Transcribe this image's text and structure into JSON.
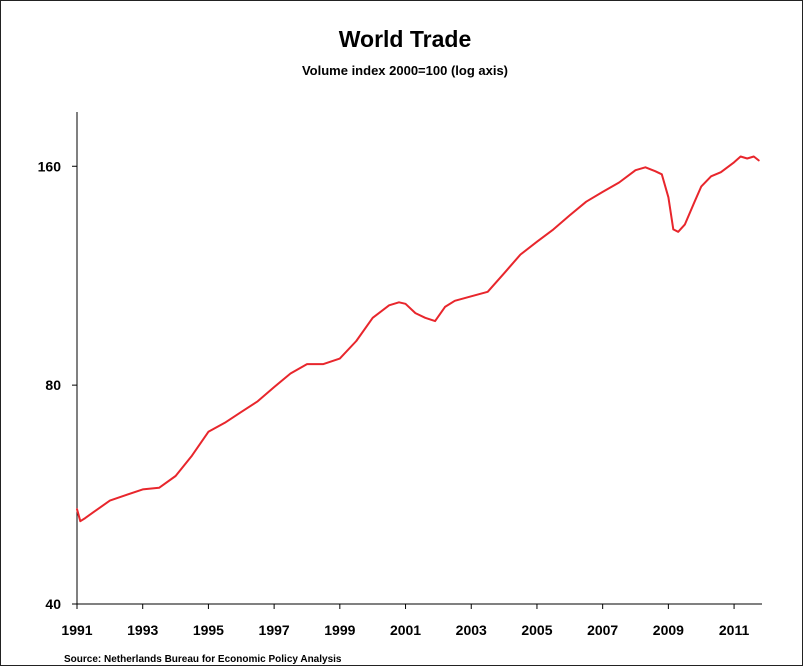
{
  "chart_data": {
    "type": "line",
    "title": "World Trade",
    "subtitle": "Volume index 2000=100 (log axis)",
    "source": "Source: Netherlands  Bureau for Economic Policy Analysis",
    "y_scale": "log",
    "ylim": [
      40,
      190
    ],
    "xlim": [
      1991.0,
      2011.85
    ],
    "y_ticks": [
      {
        "value": 40,
        "label": "40"
      },
      {
        "value": 80,
        "label": "80"
      },
      {
        "value": 160,
        "label": "160"
      }
    ],
    "x_ticks": [
      {
        "value": 1991,
        "label": "1991"
      },
      {
        "value": 1993,
        "label": "1993"
      },
      {
        "value": 1995,
        "label": "1995"
      },
      {
        "value": 1997,
        "label": "1997"
      },
      {
        "value": 1999,
        "label": "1999"
      },
      {
        "value": 2001,
        "label": "2001"
      },
      {
        "value": 2003,
        "label": "2003"
      },
      {
        "value": 2005,
        "label": "2005"
      },
      {
        "value": 2007,
        "label": "2007"
      },
      {
        "value": 2009,
        "label": "2009"
      },
      {
        "value": 2011,
        "label": "2011"
      }
    ],
    "grid": false,
    "legend": "none",
    "series": [
      {
        "color": "#e8262c",
        "x": [
          1991.0,
          1991.1,
          1991.25,
          1991.5,
          1992.0,
          1992.5,
          1993.0,
          1993.5,
          1994.0,
          1994.5,
          1995.0,
          1995.5,
          1996.0,
          1996.5,
          1997.0,
          1997.5,
          1998.0,
          1998.5,
          1999.0,
          1999.5,
          2000.0,
          2000.5,
          2000.8,
          2001.0,
          2001.3,
          2001.6,
          2001.9,
          2002.2,
          2002.5,
          2003.0,
          2003.5,
          2004.0,
          2004.5,
          2005.0,
          2005.5,
          2006.0,
          2006.5,
          2007.0,
          2007.5,
          2008.0,
          2008.3,
          2008.6,
          2008.8,
          2009.0,
          2009.15,
          2009.3,
          2009.5,
          2009.8,
          2010.0,
          2010.3,
          2010.6,
          2011.0,
          2011.2,
          2011.4,
          2011.6,
          2011.75
        ],
        "y": [
          54,
          52,
          52.5,
          53.5,
          55.5,
          56.5,
          57.5,
          57.8,
          60,
          64,
          69,
          71,
          73.5,
          76,
          79.5,
          83,
          85.5,
          85.5,
          87,
          92,
          99,
          103,
          104,
          103.5,
          100.5,
          99,
          98,
          102.5,
          104.5,
          106,
          107.5,
          114,
          121,
          126,
          131,
          137,
          143,
          147.5,
          152,
          158,
          159.5,
          157.5,
          156,
          145,
          131,
          130,
          133,
          143,
          150,
          155,
          157,
          162,
          165,
          164,
          165,
          163
        ]
      }
    ]
  }
}
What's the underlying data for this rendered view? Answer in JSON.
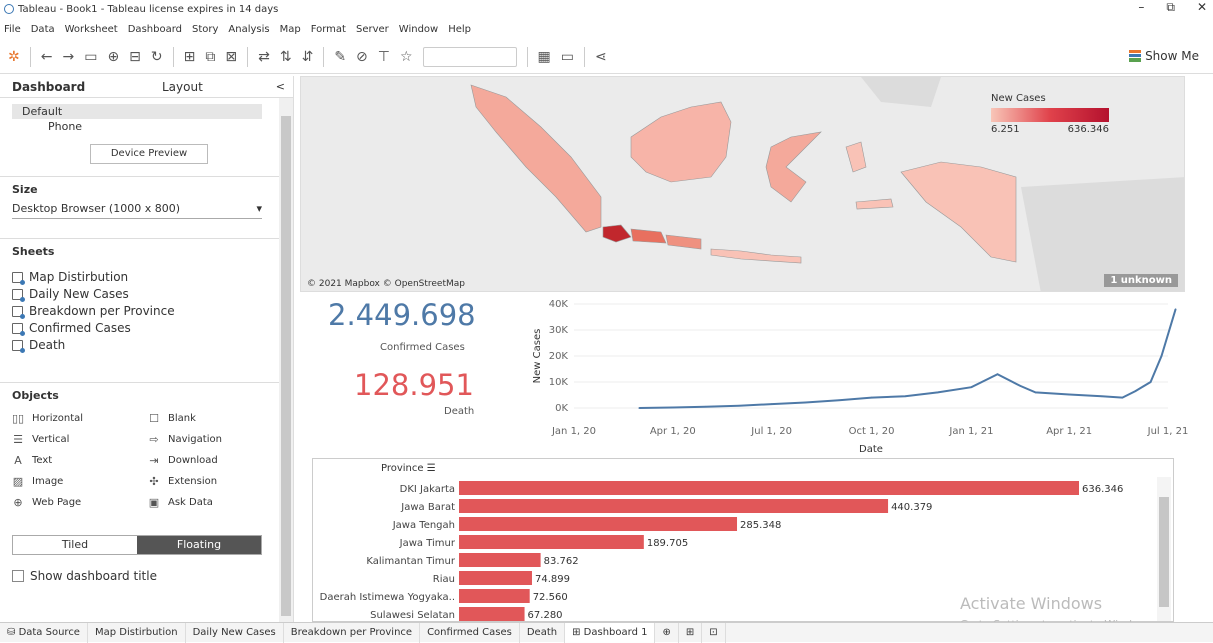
{
  "window": {
    "title": "Tableau - Book1 - Tableau license expires in 14 days",
    "min": "–",
    "max": "⧉",
    "close": "✕"
  },
  "menu": [
    "File",
    "Data",
    "Worksheet",
    "Dashboard",
    "Story",
    "Analysis",
    "Map",
    "Format",
    "Server",
    "Window",
    "Help"
  ],
  "toolbar": {
    "show_me": "Show Me"
  },
  "left_panel": {
    "tabs": [
      "Dashboard",
      "Layout"
    ],
    "close": "<",
    "devices": {
      "default": "Default",
      "phone": "Phone",
      "preview_button": "Device Preview"
    },
    "size": {
      "title": "Size",
      "value": "Desktop Browser (1000 x 800)"
    },
    "sheets": {
      "title": "Sheets",
      "items": [
        "Map Distirbution",
        "Daily New Cases",
        "Breakdown per Province",
        "Confirmed Cases",
        "Death"
      ]
    },
    "objects": {
      "title": "Objects",
      "items": [
        {
          "label": "Horizontal",
          "icon": "columns-icon",
          "glyph": "▯▯"
        },
        {
          "label": "Blank",
          "icon": "blank-icon",
          "glyph": "☐"
        },
        {
          "label": "Vertical",
          "icon": "rows-icon",
          "glyph": "☰"
        },
        {
          "label": "Navigation",
          "icon": "navigation-icon",
          "glyph": "⇨"
        },
        {
          "label": "Text",
          "icon": "text-icon",
          "glyph": "A"
        },
        {
          "label": "Download",
          "icon": "download-icon",
          "glyph": "⇥"
        },
        {
          "label": "Image",
          "icon": "image-icon",
          "glyph": "▨"
        },
        {
          "label": "Extension",
          "icon": "extension-icon",
          "glyph": "✣"
        },
        {
          "label": "Web Page",
          "icon": "globe-icon",
          "glyph": "⊕"
        },
        {
          "label": "Ask Data",
          "icon": "ask-data-icon",
          "glyph": "▣"
        }
      ]
    },
    "layout_mode": {
      "tiled": "Tiled",
      "floating": "Floating"
    },
    "show_title": "Show dashboard title"
  },
  "map": {
    "legend_title": "New Cases",
    "legend_min": "6.251",
    "legend_max": "636.346",
    "attribution": "© 2021 Mapbox © OpenStreetMap",
    "unknown": "1 unknown"
  },
  "kpis": {
    "confirmed_value": "2.449.698",
    "confirmed_label": "Confirmed Cases",
    "death_value": "128.951",
    "death_label": "Death"
  },
  "chart_data": [
    {
      "type": "line",
      "xlabel": "Date",
      "ylabel": "New Cases",
      "x_ticks": [
        "Jan 1, 20",
        "Apr 1, 20",
        "Jul 1, 20",
        "Oct 1, 20",
        "Jan 1, 21",
        "Apr 1, 21",
        "Jul 1, 21"
      ],
      "y_ticks": [
        "0K",
        "10K",
        "20K",
        "30K",
        "40K"
      ],
      "ylim": [
        0,
        40000
      ],
      "color": "#4e79a7",
      "series": [
        {
          "values": [
            {
              "x": "2020-03-01",
              "y": 0
            },
            {
              "x": "2020-04-01",
              "y": 200
            },
            {
              "x": "2020-05-01",
              "y": 500
            },
            {
              "x": "2020-06-01",
              "y": 900
            },
            {
              "x": "2020-07-01",
              "y": 1500
            },
            {
              "x": "2020-08-01",
              "y": 2100
            },
            {
              "x": "2020-09-01",
              "y": 3000
            },
            {
              "x": "2020-10-01",
              "y": 4000
            },
            {
              "x": "2020-11-01",
              "y": 4500
            },
            {
              "x": "2020-12-01",
              "y": 6000
            },
            {
              "x": "2021-01-01",
              "y": 8000
            },
            {
              "x": "2021-01-25",
              "y": 13000
            },
            {
              "x": "2021-02-15",
              "y": 8500
            },
            {
              "x": "2021-03-01",
              "y": 6000
            },
            {
              "x": "2021-04-01",
              "y": 5200
            },
            {
              "x": "2021-05-01",
              "y": 4500
            },
            {
              "x": "2021-05-20",
              "y": 4000
            },
            {
              "x": "2021-06-01",
              "y": 6500
            },
            {
              "x": "2021-06-15",
              "y": 10000
            },
            {
              "x": "2021-06-25",
              "y": 20000
            },
            {
              "x": "2021-07-08",
              "y": 38000
            }
          ]
        }
      ]
    },
    {
      "type": "bar",
      "orientation": "horizontal",
      "category_header": "Province",
      "color": "#e15759",
      "xlim": [
        0,
        636346
      ],
      "categories": [
        "DKI Jakarta",
        "Jawa Barat",
        "Jawa Tengah",
        "Jawa Timur",
        "Kalimantan Timur",
        "Riau",
        "Daerah Istimewa Yogyaka..",
        "Sulawesi Selatan"
      ],
      "values": [
        636346,
        440379,
        285348,
        189705,
        83762,
        74899,
        72560,
        67280
      ],
      "labels": [
        "636.346",
        "440.379",
        "285.348",
        "189.705",
        "83.762",
        "74.899",
        "72.560",
        "67.280"
      ]
    }
  ],
  "watermark": {
    "line1": "Activate Windows",
    "line2": "Go to Settings to activate Windows."
  },
  "bottom_tabs": [
    "Data Source",
    "Map Distirbution",
    "Daily New Cases",
    "Breakdown per Province",
    "Confirmed Cases",
    "Death",
    "Dashboard 1"
  ]
}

============

REQUIRED TASK: Check each line of the entries above for the word "Distirbution". List the ones that have it.

ANSWER TO THE PROBLEM:
        "Map Distirbution",
    "Map Distirbution",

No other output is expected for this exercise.